DATA FOR THIS EXERCISE:
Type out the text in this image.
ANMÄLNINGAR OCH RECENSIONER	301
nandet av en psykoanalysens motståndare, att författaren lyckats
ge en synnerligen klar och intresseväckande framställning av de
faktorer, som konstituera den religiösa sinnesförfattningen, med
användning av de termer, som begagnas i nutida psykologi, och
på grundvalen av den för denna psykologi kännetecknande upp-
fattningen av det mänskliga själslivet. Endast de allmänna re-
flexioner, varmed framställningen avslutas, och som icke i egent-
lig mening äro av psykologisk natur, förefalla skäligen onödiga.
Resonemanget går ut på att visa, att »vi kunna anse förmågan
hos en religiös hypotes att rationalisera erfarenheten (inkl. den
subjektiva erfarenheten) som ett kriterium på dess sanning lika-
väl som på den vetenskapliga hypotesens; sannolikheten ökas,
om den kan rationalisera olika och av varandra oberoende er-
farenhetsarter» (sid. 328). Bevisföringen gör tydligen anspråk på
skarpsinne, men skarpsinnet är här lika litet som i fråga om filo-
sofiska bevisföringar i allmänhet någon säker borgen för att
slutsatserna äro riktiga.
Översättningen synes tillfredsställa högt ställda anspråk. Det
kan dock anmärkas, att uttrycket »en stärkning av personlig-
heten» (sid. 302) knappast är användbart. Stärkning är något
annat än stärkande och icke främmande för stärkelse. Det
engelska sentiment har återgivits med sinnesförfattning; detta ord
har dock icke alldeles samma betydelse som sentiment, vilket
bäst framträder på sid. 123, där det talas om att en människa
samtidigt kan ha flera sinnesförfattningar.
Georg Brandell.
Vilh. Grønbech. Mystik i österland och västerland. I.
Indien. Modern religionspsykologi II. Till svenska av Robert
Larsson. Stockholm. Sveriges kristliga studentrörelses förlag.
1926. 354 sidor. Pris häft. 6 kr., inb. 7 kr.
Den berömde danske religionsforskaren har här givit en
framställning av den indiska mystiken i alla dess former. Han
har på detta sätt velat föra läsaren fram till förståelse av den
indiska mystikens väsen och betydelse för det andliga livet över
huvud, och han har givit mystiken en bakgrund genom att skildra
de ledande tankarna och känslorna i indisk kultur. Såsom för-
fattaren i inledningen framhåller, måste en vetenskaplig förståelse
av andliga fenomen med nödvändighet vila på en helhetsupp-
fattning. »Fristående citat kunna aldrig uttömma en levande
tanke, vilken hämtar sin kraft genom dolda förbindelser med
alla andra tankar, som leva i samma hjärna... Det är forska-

TO DO:
Wherever a line above contains "kunna", copy that line.

SOLUTION FOR THIS TASK:
Resonemanget går ut på att visa, att »vi kunna anse förmågan
fattning. »Fristående citat kunna aldrig uttömma en levande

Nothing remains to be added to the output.